── DATA TO USE ──
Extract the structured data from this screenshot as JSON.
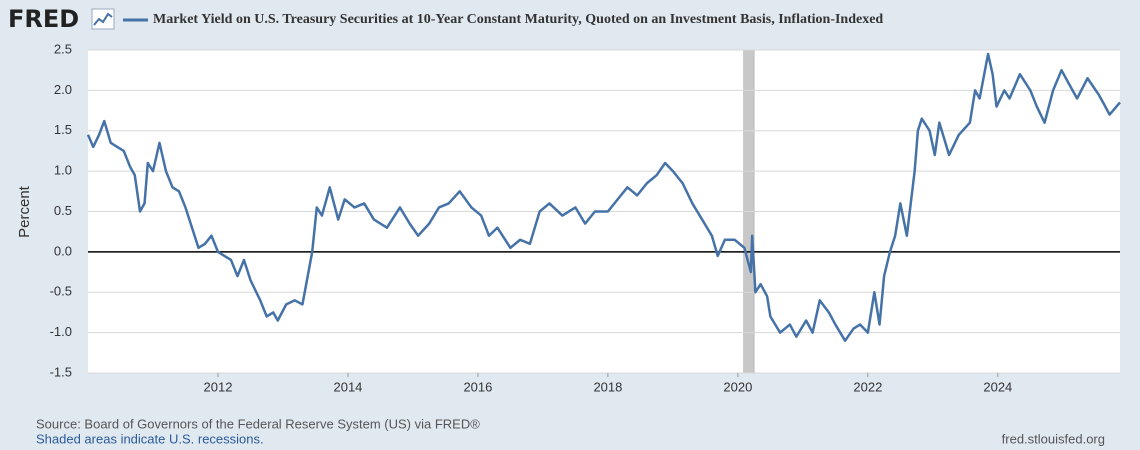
{
  "logo": "FRED",
  "chart_data": {
    "type": "line",
    "ylabel": "Percent",
    "source": "Source: Board of Governors of the Federal Reserve System (US) via FRED®",
    "note": "Shaded areas indicate U.S. recessions.",
    "credit": "fred.stlouisfed.org",
    "x": [
      2010.0,
      2010.08,
      2010.17,
      2010.25,
      2010.35,
      2010.45,
      2010.55,
      2010.65,
      2010.72,
      2010.8,
      2010.87,
      2010.92,
      2011.0,
      2011.1,
      2011.2,
      2011.3,
      2011.4,
      2011.5,
      2011.6,
      2011.7,
      2011.8,
      2011.9,
      2012.0,
      2012.1,
      2012.2,
      2012.3,
      2012.4,
      2012.5,
      2012.65,
      2012.75,
      2012.85,
      2012.92,
      2013.05,
      2013.18,
      2013.3,
      2013.45,
      2013.52,
      2013.6,
      2013.72,
      2013.85,
      2013.95,
      2014.1,
      2014.25,
      2014.4,
      2014.6,
      2014.8,
      2014.95,
      2015.08,
      2015.25,
      2015.4,
      2015.55,
      2015.72,
      2015.9,
      2016.05,
      2016.17,
      2016.3,
      2016.5,
      2016.65,
      2016.8,
      2016.95,
      2017.1,
      2017.3,
      2017.5,
      2017.65,
      2017.8,
      2018.0,
      2018.15,
      2018.3,
      2018.45,
      2018.6,
      2018.75,
      2018.88,
      2019.0,
      2019.15,
      2019.3,
      2019.45,
      2019.6,
      2019.69,
      2019.8,
      2019.95,
      2020.1,
      2020.2,
      2020.22,
      2020.27,
      2020.35,
      2020.45,
      2020.5,
      2020.65,
      2020.8,
      2020.9,
      2021.05,
      2021.15,
      2021.26,
      2021.4,
      2021.5,
      2021.65,
      2021.78,
      2021.88,
      2022.0,
      2022.1,
      2022.18,
      2022.25,
      2022.34,
      2022.42,
      2022.5,
      2022.6,
      2022.72,
      2022.77,
      2022.83,
      2022.95,
      2023.03,
      2023.1,
      2023.25,
      2023.4,
      2023.57,
      2023.65,
      2023.72,
      2023.85,
      2023.92,
      2023.98,
      2024.1,
      2024.18,
      2024.34,
      2024.5,
      2024.6,
      2024.72,
      2024.85,
      2024.98,
      2025.15,
      2025.22,
      2025.38,
      2025.55,
      2025.62,
      2025.72,
      2025.88
    ],
    "series": [
      {
        "name": "Market Yield on U.S. Treasury Securities at 10-Year Constant Maturity, Quoted on an Investment Basis, Inflation-Indexed",
        "color": "#4572a7",
        "values": [
          1.45,
          1.3,
          1.45,
          1.62,
          1.35,
          1.3,
          1.25,
          1.05,
          0.95,
          0.5,
          0.6,
          1.1,
          1.0,
          1.35,
          1.0,
          0.8,
          0.75,
          0.55,
          0.3,
          0.05,
          0.1,
          0.2,
          0.0,
          -0.05,
          -0.1,
          -0.3,
          -0.1,
          -0.35,
          -0.6,
          -0.8,
          -0.75,
          -0.85,
          -0.65,
          -0.6,
          -0.65,
          0.0,
          0.55,
          0.45,
          0.8,
          0.4,
          0.65,
          0.55,
          0.6,
          0.4,
          0.3,
          0.55,
          0.35,
          0.2,
          0.35,
          0.55,
          0.6,
          0.75,
          0.55,
          0.45,
          0.2,
          0.3,
          0.05,
          0.15,
          0.1,
          0.5,
          0.6,
          0.45,
          0.55,
          0.35,
          0.5,
          0.5,
          0.65,
          0.8,
          0.7,
          0.85,
          0.95,
          1.1,
          1.0,
          0.85,
          0.6,
          0.4,
          0.2,
          -0.05,
          0.15,
          0.15,
          0.05,
          -0.25,
          0.2,
          -0.5,
          -0.4,
          -0.55,
          -0.8,
          -1.0,
          -0.9,
          -1.05,
          -0.85,
          -1.0,
          -0.6,
          -0.75,
          -0.9,
          -1.1,
          -0.95,
          -0.9,
          -1.0,
          -0.5,
          -0.9,
          -0.3,
          0.0,
          0.2,
          0.6,
          0.2,
          1.0,
          1.5,
          1.65,
          1.5,
          1.2,
          1.6,
          1.2,
          1.45,
          1.6,
          2.0,
          1.9,
          2.45,
          2.2,
          1.8,
          2.0,
          1.9,
          2.2,
          2.0,
          1.8,
          1.6,
          2.0,
          2.25,
          2.0,
          1.9,
          2.15,
          1.95,
          1.85,
          1.7,
          1.85
        ]
      }
    ],
    "recessions": [
      [
        2020.09,
        2020.25
      ]
    ],
    "recession_color": "#c8c8c8",
    "xlim": [
      2010.0,
      2025.88
    ],
    "xticks": [
      2012,
      2014,
      2016,
      2018,
      2020,
      2022,
      2024
    ],
    "ylim": [
      -1.5,
      2.5
    ],
    "yticks": [
      2.5,
      {
        "value": 2,
        "label": "2.0"
      },
      1.5,
      {
        "value": 1,
        "label": "1.0"
      },
      0.5,
      {
        "value": 0,
        "label": "0.0"
      },
      -0.5,
      {
        "value": -1,
        "label": "-1.0"
      },
      -1.5
    ],
    "grid": true
  }
}
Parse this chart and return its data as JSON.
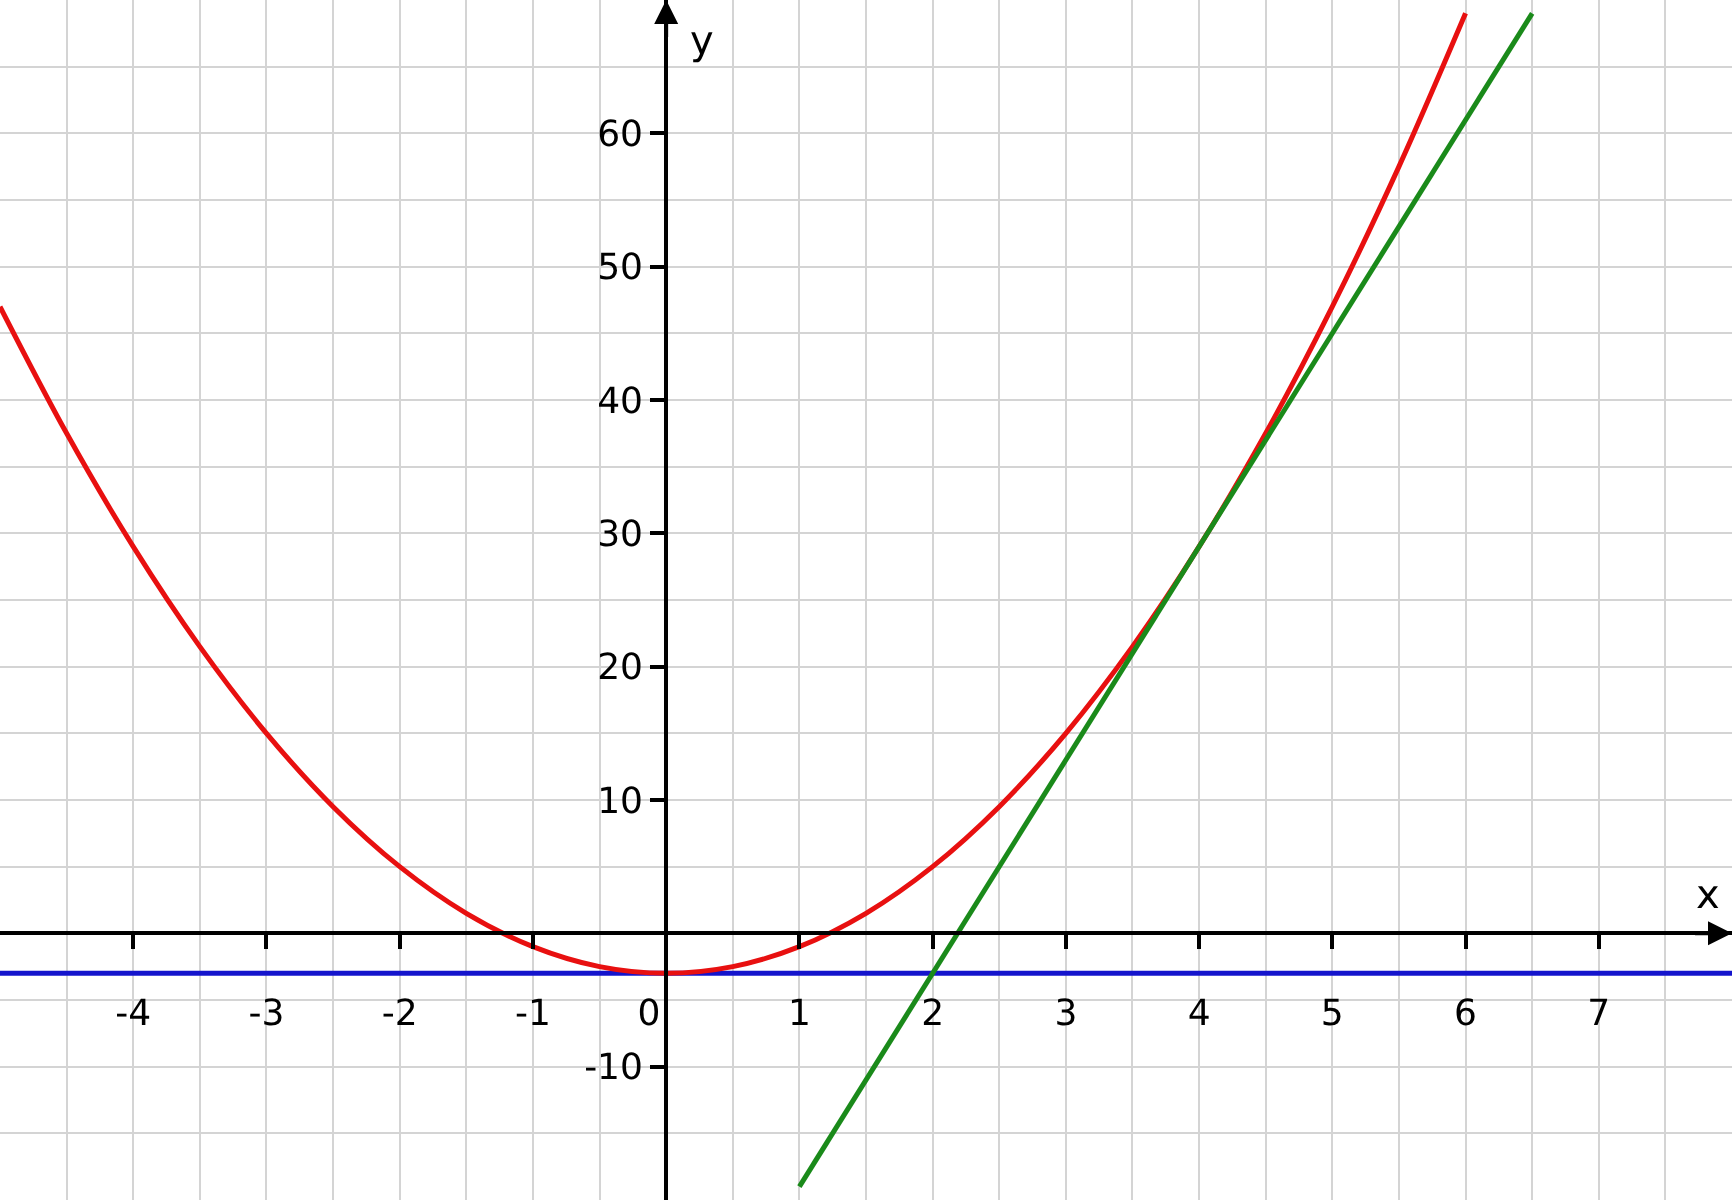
{
  "chart_data": {
    "type": "line",
    "xlabel": "x",
    "ylabel": "y",
    "series": [
      {
        "color": "#1414cc",
        "x": [
          -5,
          8
        ],
        "values": [
          -3,
          -3
        ]
      },
      {
        "color": "#e81010",
        "x": [
          -5,
          -4.5,
          -4,
          -3.5,
          -3,
          -2.5,
          -2,
          -1.5,
          -1,
          -0.5,
          0,
          0.5,
          1,
          1.5,
          2,
          2.5,
          3,
          3.5,
          4,
          4.5,
          5,
          5.5,
          6
        ],
        "values": [
          47,
          37.5,
          29,
          21.5,
          15,
          9.5,
          5,
          1.5,
          -1,
          -2.5,
          -3,
          -2.5,
          -1,
          1.5,
          5,
          9.5,
          15,
          21.5,
          29,
          37.5,
          47,
          57.5,
          69
        ]
      },
      {
        "color": "#1a8a1a",
        "x": [
          1,
          6.5
        ],
        "values": [
          -19,
          69
        ]
      }
    ],
    "xlim": [
      -5,
      8
    ],
    "ylim": [
      -20,
      70
    ],
    "xticks": [
      -4,
      -3,
      -2,
      -1,
      0,
      1,
      2,
      3,
      4,
      5,
      6,
      7
    ],
    "yticks": [
      -10,
      10,
      20,
      30,
      40,
      50,
      60
    ],
    "grid": true,
    "marker": "none",
    "line_style": "solid"
  }
}
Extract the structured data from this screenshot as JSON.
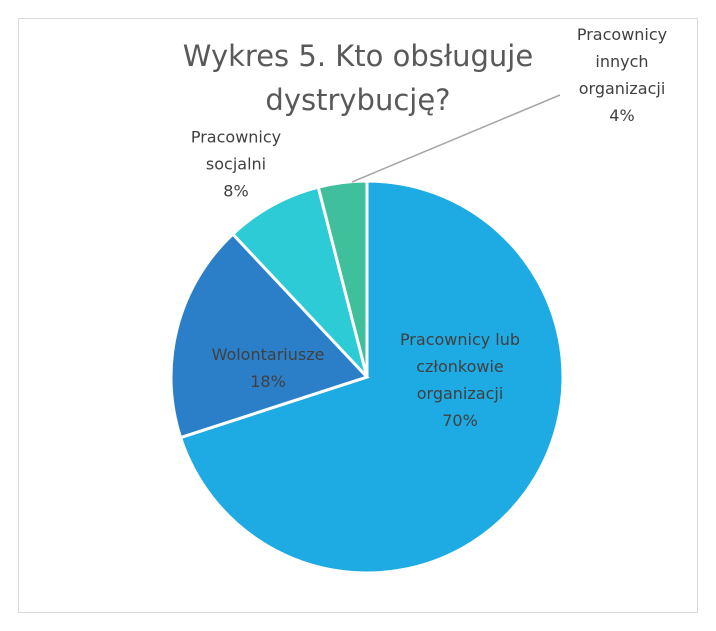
{
  "chart_data": {
    "type": "pie",
    "title": "Wykres 5. Kto obsługuje dystrybucję?",
    "categories": [
      "Pracownicy lub członkowie organizacji",
      "Wolontariusze",
      "Pracownicy socjalni",
      "Pracownicy innych organizacji"
    ],
    "values": [
      70,
      18,
      8,
      4
    ],
    "value_labels": [
      "70%",
      "18%",
      "8%",
      "4%"
    ],
    "colors": [
      "#1eaae2",
      "#2b7fc9",
      "#2ccbd6",
      "#3fbf9b"
    ]
  }
}
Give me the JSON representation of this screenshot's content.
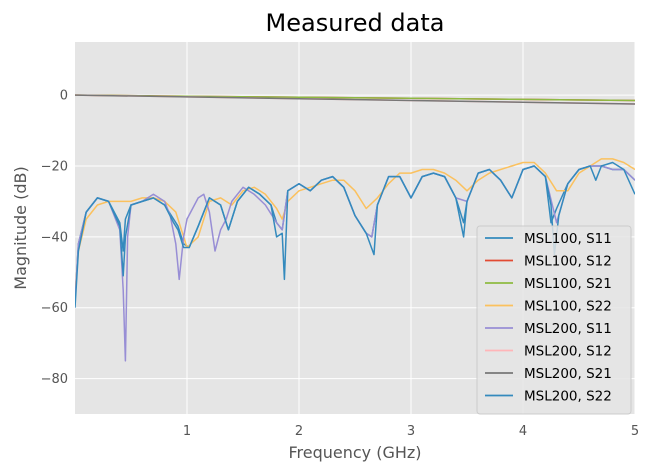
───
JOB:
Print all the records again exactly; do not include any picture.

RESULT OF THE EXERCISE:
Extract the structured data from this screenshot as JSON.
{
  "logo": "FRED",
  "chart_data": {
    "type": "line",
    "ylabel": "Percent",
    "source": "Source: Board of Governors of the Federal Reserve System (US) via FRED®",
    "note": "Shaded areas indicate U.S. recessions.",
    "credit": "fred.stlouisfed.org",
    "x": [
      2010.0,
      2010.08,
      2010.17,
      2010.25,
      2010.35,
      2010.45,
      2010.55,
      2010.65,
      2010.72,
      2010.8,
      2010.87,
      2010.92,
      2011.0,
      2011.1,
      2011.2,
      2011.3,
      2011.4,
      2011.5,
      2011.6,
      2011.7,
      2011.8,
      2011.9,
      2012.0,
      2012.1,
      2012.2,
      2012.3,
      2012.4,
      2012.5,
      2012.65,
      2012.75,
      2012.85,
      2012.92,
      2013.05,
      2013.18,
      2013.3,
      2013.45,
      2013.52,
      2013.6,
      2013.72,
      2013.85,
      2013.95,
      2014.1,
      2014.25,
      2014.4,
      2014.6,
      2014.8,
      2014.95,
      2015.08,
      2015.25,
      2015.4,
      2015.55,
      2015.72,
      2015.9,
      2016.05,
      2016.17,
      2016.3,
      2016.5,
      2016.65,
      2016.8,
      2016.95,
      2017.1,
      2017.3,
      2017.5,
      2017.65,
      2017.8,
      2018.0,
      2018.15,
      2018.3,
      2018.45,
      2018.6,
      2018.75,
      2018.88,
      2019.0,
      2019.15,
      2019.3,
      2019.45,
      2019.6,
      2019.69,
      2019.8,
      2019.95,
      2020.1,
      2020.2,
      2020.22,
      2020.27,
      2020.35,
      2020.45,
      2020.5,
      2020.65,
      2020.8,
      2020.9,
      2021.05,
      2021.15,
      2021.26,
      2021.4,
      2021.5,
      2021.65,
      2021.78,
      2021.88,
      2022.0,
      2022.1,
      2022.18,
      2022.25,
      2022.34,
      2022.42,
      2022.5,
      2022.6,
      2022.72,
      2022.77,
      2022.83,
      2022.95,
      2023.03,
      2023.1,
      2023.25,
      2023.4,
      2023.57,
      2023.65,
      2023.72,
      2023.85,
      2023.92,
      2023.98,
      2024.1,
      2024.18,
      2024.34,
      2024.5,
      2024.6,
      2024.72,
      2024.85,
      2024.98,
      2025.15,
      2025.22,
      2025.38,
      2025.55,
      2025.62,
      2025.72,
      2025.88
    ],
    "series": [
      {
        "name": "Market Yield on U.S. Treasury Securities at 10-Year Constant Maturity, Quoted on an Investment Basis, Inflation-Indexed",
        "color": "#4572a7",
        "values": [
          1.45,
          1.3,
          1.45,
          1.62,
          1.35,
          1.3,
          1.25,
          1.05,
          0.95,
          0.5,
          0.6,
          1.1,
          1.0,
          1.35,
          1.0,
          0.8,
          0.75,
          0.55,
          0.3,
          0.05,
          0.1,
          0.2,
          0.0,
          -0.05,
          -0.1,
          -0.3,
          -0.1,
          -0.35,
          -0.6,
          -0.8,
          -0.75,
          -0.85,
          -0.65,
          -0.6,
          -0.65,
          0.0,
          0.55,
          0.45,
          0.8,
          0.4,
          0.65,
          0.55,
          0.6,
          0.4,
          0.3,
          0.55,
          0.35,
          0.2,
          0.35,
          0.55,
          0.6,
          0.75,
          0.55,
          0.45,
          0.2,
          0.3,
          0.05,
          0.15,
          0.1,
          0.5,
          0.6,
          0.45,
          0.55,
          0.35,
          0.5,
          0.5,
          0.65,
          0.8,
          0.7,
          0.85,
          0.95,
          1.1,
          1.0,
          0.85,
          0.6,
          0.4,
          0.2,
          -0.05,
          0.15,
          0.15,
          0.05,
          -0.25,
          0.2,
          -0.5,
          -0.4,
          -0.55,
          -0.8,
          -1.0,
          -0.9,
          -1.05,
          -0.85,
          -1.0,
          -0.6,
          -0.75,
          -0.9,
          -1.1,
          -0.95,
          -0.9,
          -1.0,
          -0.5,
          -0.9,
          -0.3,
          0.0,
          0.2,
          0.6,
          0.2,
          1.0,
          1.5,
          1.65,
          1.5,
          1.2,
          1.6,
          1.2,
          1.45,
          1.6,
          2.0,
          1.9,
          2.45,
          2.2,
          1.8,
          2.0,
          1.9,
          2.2,
          2.0,
          1.8,
          1.6,
          2.0,
          2.25,
          2.0,
          1.9,
          2.15,
          1.95,
          1.85,
          1.7,
          1.85
        ]
      }
    ],
    "recessions": [
      [
        2020.09,
        2020.25
      ]
    ],
    "recession_color": "#c8c8c8",
    "xlim": [
      2010.0,
      2025.88
    ],
    "xticks": [
      2012,
      2014,
      2016,
      2018,
      2020,
      2022,
      2024
    ],
    "ylim": [
      -1.5,
      2.5
    ],
    "yticks": [
      2.5,
      {
        "value": 2,
        "label": "2.0"
      },
      1.5,
      {
        "value": 1,
        "label": "1.0"
      },
      0.5,
      {
        "value": 0,
        "label": "0.0"
      },
      -0.5,
      {
        "value": -1,
        "label": "-1.0"
      },
      -1.5
    ],
    "grid": true
  }
}
Parse this chart and return its data as JSON.
{
  "chart_data": {
    "type": "line",
    "xlabel": "x",
    "ylabel": "y",
    "series": [
      {
        "color": "#1414cc",
        "x": [
          -5,
          8
        ],
        "values": [
          -3,
          -3
        ]
      },
      {
        "color": "#e81010",
        "x": [
          -5,
          -4.5,
          -4,
          -3.5,
          -3,
          -2.5,
          -2,
          -1.5,
          -1,
          -0.5,
          0,
          0.5,
          1,
          1.5,
          2,
          2.5,
          3,
          3.5,
          4,
          4.5,
          5,
          5.5,
          6
        ],
        "values": [
          47,
          37.5,
          29,
          21.5,
          15,
          9.5,
          5,
          1.5,
          -1,
          -2.5,
          -3,
          -2.5,
          -1,
          1.5,
          5,
          9.5,
          15,
          21.5,
          29,
          37.5,
          47,
          57.5,
          69
        ]
      },
      {
        "color": "#1a8a1a",
        "x": [
          1,
          6.5
        ],
        "values": [
          -19,
          69
        ]
      }
    ],
    "xlim": [
      -5,
      8
    ],
    "ylim": [
      -20,
      70
    ],
    "xticks": [
      -4,
      -3,
      -2,
      -1,
      0,
      1,
      2,
      3,
      4,
      5,
      6,
      7
    ],
    "yticks": [
      -10,
      10,
      20,
      30,
      40,
      50,
      60
    ],
    "grid": true,
    "marker": "none",
    "line_style": "solid"
  }
}
Extract the structured data from this screenshot as JSON.
{
  "chart_data": {
    "type": "pie",
    "title": "Wykres 5. Kto obsługuje dystrybucję?",
    "categories": [
      "Pracownicy lub członkowie organizacji",
      "Wolontariusze",
      "Pracownicy socjalni",
      "Pracownicy innych organizacji"
    ],
    "values": [
      70,
      18,
      8,
      4
    ],
    "value_labels": [
      "70%",
      "18%",
      "8%",
      "4%"
    ],
    "colors": [
      "#1eaae2",
      "#2b7fc9",
      "#2ccbd6",
      "#3fbf9b"
    ]
  }
}
Give me the JSON representation of this screenshot's content.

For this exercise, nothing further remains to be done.